((

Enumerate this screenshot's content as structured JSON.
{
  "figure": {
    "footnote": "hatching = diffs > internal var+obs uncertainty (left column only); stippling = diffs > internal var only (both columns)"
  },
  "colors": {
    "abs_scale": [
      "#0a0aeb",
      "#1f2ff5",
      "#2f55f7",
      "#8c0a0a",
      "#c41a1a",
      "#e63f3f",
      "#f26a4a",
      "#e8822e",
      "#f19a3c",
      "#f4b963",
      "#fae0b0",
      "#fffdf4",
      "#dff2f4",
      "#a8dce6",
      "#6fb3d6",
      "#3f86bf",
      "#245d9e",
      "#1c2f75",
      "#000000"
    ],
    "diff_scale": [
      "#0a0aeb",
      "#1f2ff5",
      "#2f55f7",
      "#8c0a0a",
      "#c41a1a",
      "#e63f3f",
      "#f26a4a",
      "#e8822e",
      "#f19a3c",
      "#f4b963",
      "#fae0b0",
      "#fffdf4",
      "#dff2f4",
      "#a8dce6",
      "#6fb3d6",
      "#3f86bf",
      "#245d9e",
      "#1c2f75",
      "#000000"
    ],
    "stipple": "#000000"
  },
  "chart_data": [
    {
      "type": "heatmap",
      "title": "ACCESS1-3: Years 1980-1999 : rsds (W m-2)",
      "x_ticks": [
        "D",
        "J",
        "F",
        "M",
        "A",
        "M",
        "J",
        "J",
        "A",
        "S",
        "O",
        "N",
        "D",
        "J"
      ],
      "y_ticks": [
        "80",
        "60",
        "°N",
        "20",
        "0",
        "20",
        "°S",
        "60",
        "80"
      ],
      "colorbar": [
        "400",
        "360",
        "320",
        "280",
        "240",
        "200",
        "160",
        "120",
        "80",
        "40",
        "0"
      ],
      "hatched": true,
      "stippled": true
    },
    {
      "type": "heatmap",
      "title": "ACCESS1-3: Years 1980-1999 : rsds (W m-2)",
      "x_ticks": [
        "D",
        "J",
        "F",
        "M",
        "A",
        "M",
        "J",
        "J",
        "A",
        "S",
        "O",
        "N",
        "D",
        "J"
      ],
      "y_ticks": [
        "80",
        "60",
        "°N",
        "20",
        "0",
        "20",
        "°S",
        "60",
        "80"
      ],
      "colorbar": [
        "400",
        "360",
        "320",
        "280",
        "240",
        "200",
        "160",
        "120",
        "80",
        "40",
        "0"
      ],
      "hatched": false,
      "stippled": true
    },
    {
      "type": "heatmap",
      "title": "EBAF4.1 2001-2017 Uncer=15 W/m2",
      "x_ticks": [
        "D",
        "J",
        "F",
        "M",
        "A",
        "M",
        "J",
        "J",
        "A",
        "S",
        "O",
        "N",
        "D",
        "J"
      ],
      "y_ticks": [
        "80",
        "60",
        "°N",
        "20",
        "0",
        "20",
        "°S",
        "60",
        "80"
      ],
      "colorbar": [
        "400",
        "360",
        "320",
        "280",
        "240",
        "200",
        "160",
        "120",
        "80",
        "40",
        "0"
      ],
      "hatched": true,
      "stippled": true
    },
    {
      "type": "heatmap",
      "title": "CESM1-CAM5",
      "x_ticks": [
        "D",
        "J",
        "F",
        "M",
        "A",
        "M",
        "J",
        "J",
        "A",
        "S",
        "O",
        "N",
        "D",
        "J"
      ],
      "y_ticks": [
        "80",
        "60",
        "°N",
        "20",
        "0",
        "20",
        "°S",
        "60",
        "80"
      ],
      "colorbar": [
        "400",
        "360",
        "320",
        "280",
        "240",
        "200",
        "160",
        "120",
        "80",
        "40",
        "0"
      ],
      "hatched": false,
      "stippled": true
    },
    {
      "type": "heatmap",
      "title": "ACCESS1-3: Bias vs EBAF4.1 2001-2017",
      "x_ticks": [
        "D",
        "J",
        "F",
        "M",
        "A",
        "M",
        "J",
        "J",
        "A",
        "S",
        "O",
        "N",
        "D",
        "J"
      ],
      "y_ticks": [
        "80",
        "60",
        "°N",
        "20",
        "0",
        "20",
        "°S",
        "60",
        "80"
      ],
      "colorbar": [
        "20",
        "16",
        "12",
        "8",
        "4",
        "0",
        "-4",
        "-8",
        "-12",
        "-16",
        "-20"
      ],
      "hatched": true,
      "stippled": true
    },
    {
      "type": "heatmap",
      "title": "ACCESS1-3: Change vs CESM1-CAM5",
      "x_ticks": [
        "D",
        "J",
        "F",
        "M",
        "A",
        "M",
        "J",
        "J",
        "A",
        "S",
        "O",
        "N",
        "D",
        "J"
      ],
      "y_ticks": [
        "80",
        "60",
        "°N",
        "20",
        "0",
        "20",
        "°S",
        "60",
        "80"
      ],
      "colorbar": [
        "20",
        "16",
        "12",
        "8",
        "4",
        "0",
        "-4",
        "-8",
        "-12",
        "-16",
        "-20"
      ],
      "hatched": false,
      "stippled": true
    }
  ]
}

))

■ Problem description: Each line above must be reproduced exactly as it stands.

■ Result for this task:
Enumerate this screenshot's content as structured JSON.
{
  "figure": {
    "footnote": "hatching = diffs > internal var+obs uncertainty (left column only); stippling = diffs > internal var only (both columns)"
  },
  "colors": {
    "abs_scale": [
      "#0a0aeb",
      "#1f2ff5",
      "#2f55f7",
      "#8c0a0a",
      "#c41a1a",
      "#e63f3f",
      "#f26a4a",
      "#e8822e",
      "#f19a3c",
      "#f4b963",
      "#fae0b0",
      "#fffdf4",
      "#dff2f4",
      "#a8dce6",
      "#6fb3d6",
      "#3f86bf",
      "#245d9e",
      "#1c2f75",
      "#000000"
    ],
    "diff_scale": [
      "#0a0aeb",
      "#1f2ff5",
      "#2f55f7",
      "#8c0a0a",
      "#c41a1a",
      "#e63f3f",
      "#f26a4a",
      "#e8822e",
      "#f19a3c",
      "#f4b963",
      "#fae0b0",
      "#fffdf4",
      "#dff2f4",
      "#a8dce6",
      "#6fb3d6",
      "#3f86bf",
      "#245d9e",
      "#1c2f75",
      "#000000"
    ],
    "stipple": "#000000"
  },
  "chart_data": [
    {
      "type": "heatmap",
      "title": "ACCESS1-3: Years 1980-1999 : rsds (W m-2)",
      "x_ticks": [
        "D",
        "J",
        "F",
        "M",
        "A",
        "M",
        "J",
        "J",
        "A",
        "S",
        "O",
        "N",
        "D",
        "J"
      ],
      "y_ticks": [
        "80",
        "60",
        "°N",
        "20",
        "0",
        "20",
        "°S",
        "60",
        "80"
      ],
      "colorbar": [
        "400",
        "360",
        "320",
        "280",
        "240",
        "200",
        "160",
        "120",
        "80",
        "40",
        "0"
      ],
      "hatched": true,
      "stippled": true
    },
    {
      "type": "heatmap",
      "title": "ACCESS1-3: Years 1980-1999 : rsds (W m-2)",
      "x_ticks": [
        "D",
        "J",
        "F",
        "M",
        "A",
        "M",
        "J",
        "J",
        "A",
        "S",
        "O",
        "N",
        "D",
        "J"
      ],
      "y_ticks": [
        "80",
        "60",
        "°N",
        "20",
        "0",
        "20",
        "°S",
        "60",
        "80"
      ],
      "colorbar": [
        "400",
        "360",
        "320",
        "280",
        "240",
        "200",
        "160",
        "120",
        "80",
        "40",
        "0"
      ],
      "hatched": false,
      "stippled": true
    },
    {
      "type": "heatmap",
      "title": "EBAF4.1 2001-2017 Uncer=15 W/m2",
      "x_ticks": [
        "D",
        "J",
        "F",
        "M",
        "A",
        "M",
        "J",
        "J",
        "A",
        "S",
        "O",
        "N",
        "D",
        "J"
      ],
      "y_ticks": [
        "80",
        "60",
        "°N",
        "20",
        "0",
        "20",
        "°S",
        "60",
        "80"
      ],
      "colorbar": [
        "400",
        "360",
        "320",
        "280",
        "240",
        "200",
        "160",
        "120",
        "80",
        "40",
        "0"
      ],
      "hatched": true,
      "stippled": true
    },
    {
      "type": "heatmap",
      "title": "CESM1-CAM5",
      "x_ticks": [
        "D",
        "J",
        "F",
        "M",
        "A",
        "M",
        "J",
        "J",
        "A",
        "S",
        "O",
        "N",
        "D",
        "J"
      ],
      "y_ticks": [
        "80",
        "60",
        "°N",
        "20",
        "0",
        "20",
        "°S",
        "60",
        "80"
      ],
      "colorbar": [
        "400",
        "360",
        "320",
        "280",
        "240",
        "200",
        "160",
        "120",
        "80",
        "40",
        "0"
      ],
      "hatched": false,
      "stippled": true
    },
    {
      "type": "heatmap",
      "title": "ACCESS1-3: Bias vs EBAF4.1 2001-2017",
      "x_ticks": [
        "D",
        "J",
        "F",
        "M",
        "A",
        "M",
        "J",
        "J",
        "A",
        "S",
        "O",
        "N",
        "D",
        "J"
      ],
      "y_ticks": [
        "80",
        "60",
        "°N",
        "20",
        "0",
        "20",
        "°S",
        "60",
        "80"
      ],
      "colorbar": [
        "20",
        "16",
        "12",
        "8",
        "4",
        "0",
        "-4",
        "-8",
        "-12",
        "-16",
        "-20"
      ],
      "hatched": true,
      "stippled": true
    },
    {
      "type": "heatmap",
      "title": "ACCESS1-3: Change vs CESM1-CAM5",
      "x_ticks": [
        "D",
        "J",
        "F",
        "M",
        "A",
        "M",
        "J",
        "J",
        "A",
        "S",
        "O",
        "N",
        "D",
        "J"
      ],
      "y_ticks": [
        "80",
        "60",
        "°N",
        "20",
        "0",
        "20",
        "°S",
        "60",
        "80"
      ],
      "colorbar": [
        "20",
        "16",
        "12",
        "8",
        "4",
        "0",
        "-4",
        "-8",
        "-12",
        "-16",
        "-20"
      ],
      "hatched": false,
      "stippled": true
    }
  ]
}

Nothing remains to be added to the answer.